«Ci fu molta leggerezza, è vero. Ma non mi sento colpevole. Non potevo conoscere a memoria i numeri del registro generale di tutti i processi». Rimpallo di responsabilità in aula sulla distruzione di prove e reperti. Se con la testimonianza di Ottavio D’Agostino, l’ex gip che nel 2000 firmò l’autorizzazione per la distruzione di tutti i reperti relativi all’omicidio di Lidia Macchi, chi si aspettava di arrivare a un chiarimento sull’incredibile fatto o a individuare un responsabile ieri è rimasto deluso.
D’Agostino ha testimoniato alla Corte d’Assise presieduta da Orazio Muscato davanti alla quale siede sul banco degli imputati Stefano Binda, 50 anni di Brebbia, ex compagno di liceo di Lidia Macchi, la studentessa varesina di 20 anni, assassinata con 29 coltellate dopo un rapporto sessuale la notte tra il 5 e il 6 gennaio 1987.
Binda fu arrestato 29 anni dopo, il 15 gennaio 2016, con l’accusa di essere l’autore dell’efferato delitto. Il nuovo impulso alle indagini dato quattro anni fa dalla procura generale ha portato a conoscenza del pubblico un fatto sconcertante: tutti i reperti relativi all’omicidio Macchi, custoditi nell’ufficio reperti del tribunale di Varese furono distrutti nel 2000. Compresi i vetrini sui quali potevano essersi conservate tracce biologiche (spermatiche) dell’omicida. La possibile prova regina è andata distrutta per sempre.
E ieri in aula c’è stato un rimpallo di responsabilità. D’Agostino ha infatti testimoniato «di aver ricevuto dall’allora funzionario responsabile dell’ufficio Antonino Ciccia un elenco di reperti destinati alla distruzione» in quanto «l’ufficio era stracolmo. Un elenco fatto di numeri. Fidandomi di Ciccia, non potendo immaginare che alcuni di quei reperti si riferissero a un caso ancora aperto, soprattutto a un omicidio che tanta attenzione suscitò come quello di Lidia Macchi, lo firmai. Ci fu leggerezza ma da parte di Ciccia».

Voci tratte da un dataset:
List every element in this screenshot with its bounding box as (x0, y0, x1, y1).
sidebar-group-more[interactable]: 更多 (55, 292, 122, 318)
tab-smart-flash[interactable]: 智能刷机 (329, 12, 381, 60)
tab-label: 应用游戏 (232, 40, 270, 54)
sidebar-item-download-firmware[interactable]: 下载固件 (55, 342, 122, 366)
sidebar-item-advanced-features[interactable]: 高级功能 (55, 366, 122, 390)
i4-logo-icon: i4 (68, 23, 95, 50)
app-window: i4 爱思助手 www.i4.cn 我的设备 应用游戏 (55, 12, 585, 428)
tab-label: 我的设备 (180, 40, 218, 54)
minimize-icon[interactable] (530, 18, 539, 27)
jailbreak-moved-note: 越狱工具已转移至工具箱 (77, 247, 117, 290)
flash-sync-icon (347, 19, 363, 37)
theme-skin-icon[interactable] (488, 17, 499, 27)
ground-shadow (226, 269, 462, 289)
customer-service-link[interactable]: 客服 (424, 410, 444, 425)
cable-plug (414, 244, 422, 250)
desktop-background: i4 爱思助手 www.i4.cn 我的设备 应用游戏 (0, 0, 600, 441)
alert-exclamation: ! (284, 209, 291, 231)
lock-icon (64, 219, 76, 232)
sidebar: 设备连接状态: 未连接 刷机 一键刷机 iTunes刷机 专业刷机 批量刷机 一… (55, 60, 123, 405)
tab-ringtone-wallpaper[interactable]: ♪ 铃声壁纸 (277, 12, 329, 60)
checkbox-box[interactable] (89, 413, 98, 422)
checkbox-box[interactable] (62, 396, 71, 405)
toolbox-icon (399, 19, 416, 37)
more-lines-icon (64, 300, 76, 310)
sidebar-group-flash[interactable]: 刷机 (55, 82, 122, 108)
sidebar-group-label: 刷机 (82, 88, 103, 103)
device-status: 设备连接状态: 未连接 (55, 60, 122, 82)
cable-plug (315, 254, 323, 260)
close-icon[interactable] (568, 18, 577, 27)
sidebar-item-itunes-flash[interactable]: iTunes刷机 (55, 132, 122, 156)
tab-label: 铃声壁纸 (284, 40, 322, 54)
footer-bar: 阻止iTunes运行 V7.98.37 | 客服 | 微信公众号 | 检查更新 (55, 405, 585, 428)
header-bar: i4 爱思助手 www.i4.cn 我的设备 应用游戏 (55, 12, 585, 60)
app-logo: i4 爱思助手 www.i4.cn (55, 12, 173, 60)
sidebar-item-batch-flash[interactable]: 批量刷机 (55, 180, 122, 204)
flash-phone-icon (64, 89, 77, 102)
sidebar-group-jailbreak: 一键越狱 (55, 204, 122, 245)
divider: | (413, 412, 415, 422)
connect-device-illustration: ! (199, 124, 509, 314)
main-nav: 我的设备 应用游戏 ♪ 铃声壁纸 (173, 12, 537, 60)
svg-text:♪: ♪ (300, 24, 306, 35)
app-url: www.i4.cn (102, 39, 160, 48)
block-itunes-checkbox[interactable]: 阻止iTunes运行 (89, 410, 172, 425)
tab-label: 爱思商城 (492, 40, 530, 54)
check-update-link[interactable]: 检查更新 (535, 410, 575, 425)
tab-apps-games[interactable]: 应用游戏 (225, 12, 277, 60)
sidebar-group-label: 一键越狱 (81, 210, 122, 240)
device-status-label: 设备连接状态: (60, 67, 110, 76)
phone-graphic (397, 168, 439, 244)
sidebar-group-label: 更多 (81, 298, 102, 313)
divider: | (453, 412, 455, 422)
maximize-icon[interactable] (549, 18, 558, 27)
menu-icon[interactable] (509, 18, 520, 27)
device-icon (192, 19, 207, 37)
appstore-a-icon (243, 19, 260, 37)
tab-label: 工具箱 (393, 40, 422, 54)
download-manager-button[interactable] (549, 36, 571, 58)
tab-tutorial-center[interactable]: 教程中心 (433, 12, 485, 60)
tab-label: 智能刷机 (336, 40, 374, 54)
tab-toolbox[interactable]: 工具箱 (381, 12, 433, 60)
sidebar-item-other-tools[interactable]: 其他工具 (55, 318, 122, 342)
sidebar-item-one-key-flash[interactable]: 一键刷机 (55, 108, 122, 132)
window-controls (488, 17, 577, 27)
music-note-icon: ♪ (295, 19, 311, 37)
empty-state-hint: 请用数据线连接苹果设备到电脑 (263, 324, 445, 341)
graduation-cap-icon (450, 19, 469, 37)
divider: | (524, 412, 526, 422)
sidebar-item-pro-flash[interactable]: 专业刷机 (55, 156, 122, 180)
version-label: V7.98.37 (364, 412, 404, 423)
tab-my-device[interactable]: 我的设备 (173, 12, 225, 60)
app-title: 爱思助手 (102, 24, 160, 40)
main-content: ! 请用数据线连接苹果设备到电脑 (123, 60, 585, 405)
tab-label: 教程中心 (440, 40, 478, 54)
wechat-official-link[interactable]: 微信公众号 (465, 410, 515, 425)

#### Esercizi da svolgere:
1. Trascrivi dall'articolo sul caso Macchi il passo che comincia con "Binda fu arrestato" e termina con "distrutta per sempre.".
2. Rispondi a queste domande sull'articolo sul caso Macchi.
(a) In quale anno fu firmata l'autorizzazione a distruggere i reperti?
(b) Con quante coltellate fu assassinata Lidia Macchi?
(c) In che data fu arrestato Stefano Binda?
Le voci provengono da una fonte diversa.

#### Risposte numerate:
1.
Binda fu arrestato 29 anni dopo, il 15 gennaio 2016, con l’accusa di essere l’autore dell’efferato delitto. Il nuovo impulso alle indagini dato quattro anni fa dalla procura generale ha portato a conoscenza del pubblico un fatto sconcertante: tutti i reperti relativi all’omicidio Macchi, custoditi nell’ufficio reperti del tribunale di Varese furono distrutti nel 2000. Compresi i vetrini sui quali potevano essersi conservate tracce biologiche (spermatiche) dell’omicida. La possibile prova regina è andata distrutta per sempre.

2.
(a) Nel 2000.
(b) Con 29 coltellate.
(c) Il 15 gennaio 2016.